- Set problem: Extract every line below, verbatim.

- Material for this exercise:
↓↓↓

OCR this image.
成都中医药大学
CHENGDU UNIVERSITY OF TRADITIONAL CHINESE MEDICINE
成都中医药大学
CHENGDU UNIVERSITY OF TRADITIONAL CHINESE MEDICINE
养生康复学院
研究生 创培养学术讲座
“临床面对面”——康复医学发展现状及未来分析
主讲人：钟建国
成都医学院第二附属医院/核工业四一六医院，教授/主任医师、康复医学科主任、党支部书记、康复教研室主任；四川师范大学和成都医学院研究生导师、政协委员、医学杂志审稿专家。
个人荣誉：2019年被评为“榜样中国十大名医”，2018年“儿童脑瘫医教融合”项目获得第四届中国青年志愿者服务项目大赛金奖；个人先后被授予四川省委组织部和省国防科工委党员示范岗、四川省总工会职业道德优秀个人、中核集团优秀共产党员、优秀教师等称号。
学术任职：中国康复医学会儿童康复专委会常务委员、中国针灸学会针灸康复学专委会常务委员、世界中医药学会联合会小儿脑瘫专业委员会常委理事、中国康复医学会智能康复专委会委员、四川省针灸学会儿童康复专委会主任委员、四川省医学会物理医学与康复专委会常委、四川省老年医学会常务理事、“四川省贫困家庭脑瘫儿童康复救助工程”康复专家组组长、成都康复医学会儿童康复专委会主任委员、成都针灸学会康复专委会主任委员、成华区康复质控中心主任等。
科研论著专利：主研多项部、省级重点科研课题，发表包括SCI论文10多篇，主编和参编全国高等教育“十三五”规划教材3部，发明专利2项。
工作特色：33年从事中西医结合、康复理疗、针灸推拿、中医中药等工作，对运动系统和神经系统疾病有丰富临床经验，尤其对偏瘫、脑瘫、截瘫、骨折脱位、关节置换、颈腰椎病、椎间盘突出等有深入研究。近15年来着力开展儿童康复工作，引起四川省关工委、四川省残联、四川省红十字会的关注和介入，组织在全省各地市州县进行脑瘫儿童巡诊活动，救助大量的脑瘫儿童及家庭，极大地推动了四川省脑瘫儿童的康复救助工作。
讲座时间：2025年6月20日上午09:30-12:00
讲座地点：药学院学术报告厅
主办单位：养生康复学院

↑↑↑

- Output below:
OCR this image.
成都中医药大学
CHENGDU UNIVERSITY OF TRADITIONAL CHINESE MEDICINE
成都中医药大学
CHENGDU UNIVERSITY OF TRADITIONAL CHINESE MEDICINE
养生康复学院
研究生 创培养学术讲座
“临床面对面”——康复医学发展现状及未来分析
主讲人：钟建国
成都医学院第二附属医院/核工业四一六医院，教授/主任医师、康复医学科主任、党支部书记、康复教研室主任；四川师范大学和成都医学院研究生导师、政协委员、医学杂志审稿专家。
个人荣誉：2019年被评为“榜样中国十大名医”，2018年“儿童脑瘫医教融合”项目获得第四届中国青年志愿者服务项目大赛金奖；个人先后被授予四川省委组织部和省国防科工委党员示范岗、四川省总工会职业道德优秀个人、中核集团优秀共产党员、优秀教师等称号。
学术任职：中国康复医学会儿童康复专委会常务委员、中国针灸学会针灸康复学专委会常务委员、世界中医药学会联合会小儿脑瘫专业委员会常委理事、中国康复医学会智能康复专委会委员、四川省针灸学会儿童康复专委会主任委员、四川省医学会物理医学与康复专委会常委、四川省老年医学会常务理事、“四川省贫困家庭脑瘫儿童康复救助工程”康复专家组组长、成都康复医学会儿童康复专委会主任委员、成都针灸学会康复专委会主任委员、成华区康复质控中心主任等。
科研论著专利：主研多项部、省级重点科研课题，发表包括SCI论文10多篇，主编和参编全国高等教育“十三五”规划教材3部，发明专利2项。
工作特色：33年从事中西医结合、康复理疗、针灸推拿、中医中药等工作，对运动系统和神经系统疾病有丰富临床经验，尤其对偏瘫、脑瘫、截瘫、骨折脱位、关节置换、颈腰椎病、椎间盘突出等有深入研究。近15年来着力开展儿童康复工作，引起四川省关工委、四川省残联、四川省红十字会的关注和介入，组织在全省各地市州县进行脑瘫儿童巡诊活动，救助大量的脑瘫儿童及家庭，极大地推动了四川省脑瘫儿童的康复救助工作。
讲座时间：2025年6月20日上午09:30-12:00
讲座地点：药学院学术报告厅
主办单位：养生康复学院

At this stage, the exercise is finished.